◆ What to work on: Quote every line of the data below as it stands, omitting pictures.

◆ Provided data:
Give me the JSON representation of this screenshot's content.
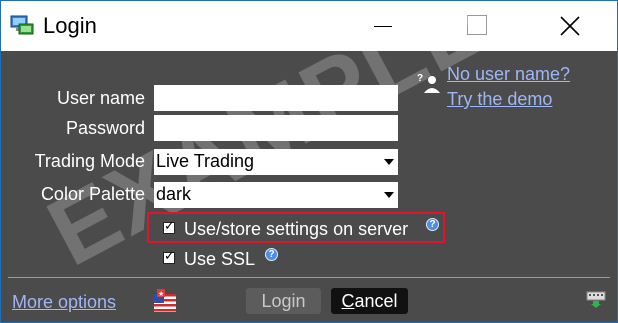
{
  "window": {
    "title": "Login"
  },
  "form": {
    "username_label": "User name",
    "username_value": "",
    "password_label": "Password",
    "password_value": "",
    "trading_mode_label": "Trading Mode",
    "trading_mode_value": "Live Trading",
    "color_palette_label": "Color Palette",
    "color_palette_value": "dark"
  },
  "links": {
    "no_username": "No user name?",
    "try_demo": "Try the demo",
    "more_options": "More options"
  },
  "options": {
    "store_settings_label": "Use/store settings on server",
    "store_settings_checked": true,
    "use_ssl_label": "Use SSL",
    "use_ssl_checked": true
  },
  "buttons": {
    "login_label": "Login",
    "cancel_label_first": "C",
    "cancel_label_rest": "ancel"
  },
  "watermark": "EXAMPLE",
  "colors": {
    "background": "#4b4b4b",
    "link": "#9fb6f5",
    "highlight_border": "#e0142a"
  }
}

◆ Response:
Give me the JSON representation of this screenshot's content.
{
  "window": {
    "title": "Login"
  },
  "form": {
    "username_label": "User name",
    "username_value": "",
    "password_label": "Password",
    "password_value": "",
    "trading_mode_label": "Trading Mode",
    "trading_mode_value": "Live Trading",
    "color_palette_label": "Color Palette",
    "color_palette_value": "dark"
  },
  "links": {
    "no_username": "No user name?",
    "try_demo": "Try the demo",
    "more_options": "More options"
  },
  "options": {
    "store_settings_label": "Use/store settings on server",
    "store_settings_checked": true,
    "use_ssl_label": "Use SSL",
    "use_ssl_checked": true
  },
  "buttons": {
    "login_label": "Login",
    "cancel_label_first": "C",
    "cancel_label_rest": "ancel"
  },
  "watermark": "EXAMPLE",
  "colors": {
    "background": "#4b4b4b",
    "link": "#9fb6f5",
    "highlight_border": "#e0142a"
  }
}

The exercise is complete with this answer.